Go through the data below. List every line that holds the word "Normalized".
————
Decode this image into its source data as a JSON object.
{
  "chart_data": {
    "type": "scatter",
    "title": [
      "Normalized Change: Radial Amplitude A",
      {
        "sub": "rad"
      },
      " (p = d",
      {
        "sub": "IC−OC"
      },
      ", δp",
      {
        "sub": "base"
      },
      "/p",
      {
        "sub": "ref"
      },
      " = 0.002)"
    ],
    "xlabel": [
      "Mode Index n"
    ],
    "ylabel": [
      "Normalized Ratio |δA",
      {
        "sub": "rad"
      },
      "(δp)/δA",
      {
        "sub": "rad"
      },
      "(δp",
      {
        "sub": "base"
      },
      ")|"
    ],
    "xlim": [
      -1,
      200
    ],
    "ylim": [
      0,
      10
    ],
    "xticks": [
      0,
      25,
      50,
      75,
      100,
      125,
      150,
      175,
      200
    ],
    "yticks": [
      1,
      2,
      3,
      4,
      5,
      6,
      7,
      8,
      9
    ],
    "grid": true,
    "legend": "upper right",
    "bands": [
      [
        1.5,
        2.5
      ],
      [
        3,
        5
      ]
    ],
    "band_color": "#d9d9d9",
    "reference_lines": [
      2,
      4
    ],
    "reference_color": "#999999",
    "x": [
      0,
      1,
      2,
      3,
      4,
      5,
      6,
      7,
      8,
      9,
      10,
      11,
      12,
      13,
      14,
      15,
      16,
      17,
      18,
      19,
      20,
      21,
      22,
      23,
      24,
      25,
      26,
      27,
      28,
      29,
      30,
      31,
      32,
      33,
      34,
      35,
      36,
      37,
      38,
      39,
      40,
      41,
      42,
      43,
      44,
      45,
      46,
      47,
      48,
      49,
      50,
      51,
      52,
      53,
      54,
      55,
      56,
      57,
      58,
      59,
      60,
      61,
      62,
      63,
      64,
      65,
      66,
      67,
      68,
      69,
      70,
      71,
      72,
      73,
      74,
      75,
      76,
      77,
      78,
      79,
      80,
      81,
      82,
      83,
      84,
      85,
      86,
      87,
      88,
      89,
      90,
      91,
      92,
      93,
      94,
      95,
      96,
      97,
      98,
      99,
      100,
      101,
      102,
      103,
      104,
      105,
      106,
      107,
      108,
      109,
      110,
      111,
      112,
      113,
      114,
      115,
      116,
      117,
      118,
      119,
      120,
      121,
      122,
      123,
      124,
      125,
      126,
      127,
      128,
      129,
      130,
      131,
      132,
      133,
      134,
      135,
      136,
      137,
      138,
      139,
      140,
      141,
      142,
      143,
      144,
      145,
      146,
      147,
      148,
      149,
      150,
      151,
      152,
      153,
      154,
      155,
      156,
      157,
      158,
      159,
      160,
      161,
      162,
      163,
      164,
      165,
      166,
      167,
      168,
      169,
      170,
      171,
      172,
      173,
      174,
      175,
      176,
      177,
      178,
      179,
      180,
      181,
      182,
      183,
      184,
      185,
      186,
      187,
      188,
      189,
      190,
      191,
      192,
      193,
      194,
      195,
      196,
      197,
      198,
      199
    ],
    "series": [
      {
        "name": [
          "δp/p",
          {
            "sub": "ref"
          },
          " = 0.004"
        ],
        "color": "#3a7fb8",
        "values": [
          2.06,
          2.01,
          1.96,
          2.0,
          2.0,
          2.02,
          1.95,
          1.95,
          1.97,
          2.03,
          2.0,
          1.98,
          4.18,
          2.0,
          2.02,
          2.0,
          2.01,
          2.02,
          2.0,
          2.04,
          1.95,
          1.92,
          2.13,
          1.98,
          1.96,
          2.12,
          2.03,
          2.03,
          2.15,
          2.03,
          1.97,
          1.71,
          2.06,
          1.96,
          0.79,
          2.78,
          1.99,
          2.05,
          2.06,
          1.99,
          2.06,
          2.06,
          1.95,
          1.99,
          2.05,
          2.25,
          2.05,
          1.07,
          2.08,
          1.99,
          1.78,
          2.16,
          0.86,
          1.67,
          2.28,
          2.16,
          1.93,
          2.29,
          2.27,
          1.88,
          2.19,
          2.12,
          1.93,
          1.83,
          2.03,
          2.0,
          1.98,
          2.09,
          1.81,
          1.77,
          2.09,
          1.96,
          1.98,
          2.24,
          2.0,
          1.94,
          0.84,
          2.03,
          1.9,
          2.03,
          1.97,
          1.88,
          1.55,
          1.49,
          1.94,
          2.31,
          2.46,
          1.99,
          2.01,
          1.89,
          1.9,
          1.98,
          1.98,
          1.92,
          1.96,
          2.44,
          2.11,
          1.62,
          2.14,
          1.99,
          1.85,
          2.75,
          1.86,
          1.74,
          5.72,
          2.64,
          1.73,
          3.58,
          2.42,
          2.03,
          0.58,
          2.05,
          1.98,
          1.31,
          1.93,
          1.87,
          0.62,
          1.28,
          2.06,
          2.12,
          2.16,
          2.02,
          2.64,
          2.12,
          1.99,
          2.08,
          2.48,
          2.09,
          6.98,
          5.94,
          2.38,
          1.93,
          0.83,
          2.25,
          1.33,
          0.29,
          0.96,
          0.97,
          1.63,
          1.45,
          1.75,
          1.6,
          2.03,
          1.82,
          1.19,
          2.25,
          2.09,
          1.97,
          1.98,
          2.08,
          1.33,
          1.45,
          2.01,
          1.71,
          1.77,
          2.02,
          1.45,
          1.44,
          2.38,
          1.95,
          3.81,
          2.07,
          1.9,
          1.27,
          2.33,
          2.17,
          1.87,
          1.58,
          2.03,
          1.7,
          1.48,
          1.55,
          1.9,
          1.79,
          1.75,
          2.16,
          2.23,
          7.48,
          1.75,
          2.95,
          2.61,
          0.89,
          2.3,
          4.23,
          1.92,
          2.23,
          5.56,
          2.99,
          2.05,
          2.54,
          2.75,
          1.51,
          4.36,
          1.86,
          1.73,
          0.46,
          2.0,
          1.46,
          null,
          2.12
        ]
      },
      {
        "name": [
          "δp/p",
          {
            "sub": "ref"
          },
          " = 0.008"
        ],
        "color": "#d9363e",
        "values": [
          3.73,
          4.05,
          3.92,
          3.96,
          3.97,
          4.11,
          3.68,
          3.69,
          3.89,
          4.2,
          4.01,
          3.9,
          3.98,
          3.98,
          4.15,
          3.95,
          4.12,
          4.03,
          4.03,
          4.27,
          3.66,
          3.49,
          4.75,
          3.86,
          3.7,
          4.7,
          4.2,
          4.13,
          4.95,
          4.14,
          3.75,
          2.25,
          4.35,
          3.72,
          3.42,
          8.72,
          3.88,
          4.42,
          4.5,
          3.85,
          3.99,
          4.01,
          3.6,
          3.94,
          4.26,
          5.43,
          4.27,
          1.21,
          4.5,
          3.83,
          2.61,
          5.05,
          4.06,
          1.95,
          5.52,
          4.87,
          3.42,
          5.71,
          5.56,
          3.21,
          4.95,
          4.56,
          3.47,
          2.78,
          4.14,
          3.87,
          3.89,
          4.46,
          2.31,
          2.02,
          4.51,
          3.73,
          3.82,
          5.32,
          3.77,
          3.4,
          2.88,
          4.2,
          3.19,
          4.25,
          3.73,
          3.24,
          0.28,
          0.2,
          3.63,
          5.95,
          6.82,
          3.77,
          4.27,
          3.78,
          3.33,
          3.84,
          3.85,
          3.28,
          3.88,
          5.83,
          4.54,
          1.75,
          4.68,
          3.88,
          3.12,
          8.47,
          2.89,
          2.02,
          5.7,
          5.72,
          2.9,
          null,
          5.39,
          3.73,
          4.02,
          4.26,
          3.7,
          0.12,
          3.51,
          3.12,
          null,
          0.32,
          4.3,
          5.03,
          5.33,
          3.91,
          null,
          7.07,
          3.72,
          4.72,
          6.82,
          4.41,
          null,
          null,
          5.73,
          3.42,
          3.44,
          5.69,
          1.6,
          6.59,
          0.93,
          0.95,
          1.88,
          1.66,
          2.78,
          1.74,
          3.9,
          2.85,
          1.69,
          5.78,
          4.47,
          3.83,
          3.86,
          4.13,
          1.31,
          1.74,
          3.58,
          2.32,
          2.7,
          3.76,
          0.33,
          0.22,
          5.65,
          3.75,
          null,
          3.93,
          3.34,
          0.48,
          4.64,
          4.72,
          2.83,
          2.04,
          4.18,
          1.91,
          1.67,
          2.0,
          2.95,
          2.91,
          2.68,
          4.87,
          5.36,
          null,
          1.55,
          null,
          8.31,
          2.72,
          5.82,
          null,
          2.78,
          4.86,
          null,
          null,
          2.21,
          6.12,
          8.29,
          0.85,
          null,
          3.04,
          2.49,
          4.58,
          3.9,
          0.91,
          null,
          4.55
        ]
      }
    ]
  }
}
————
**Correct output**:
      "Normalized Change: Radial Amplitude A",
      "Normalized Ratio |δA",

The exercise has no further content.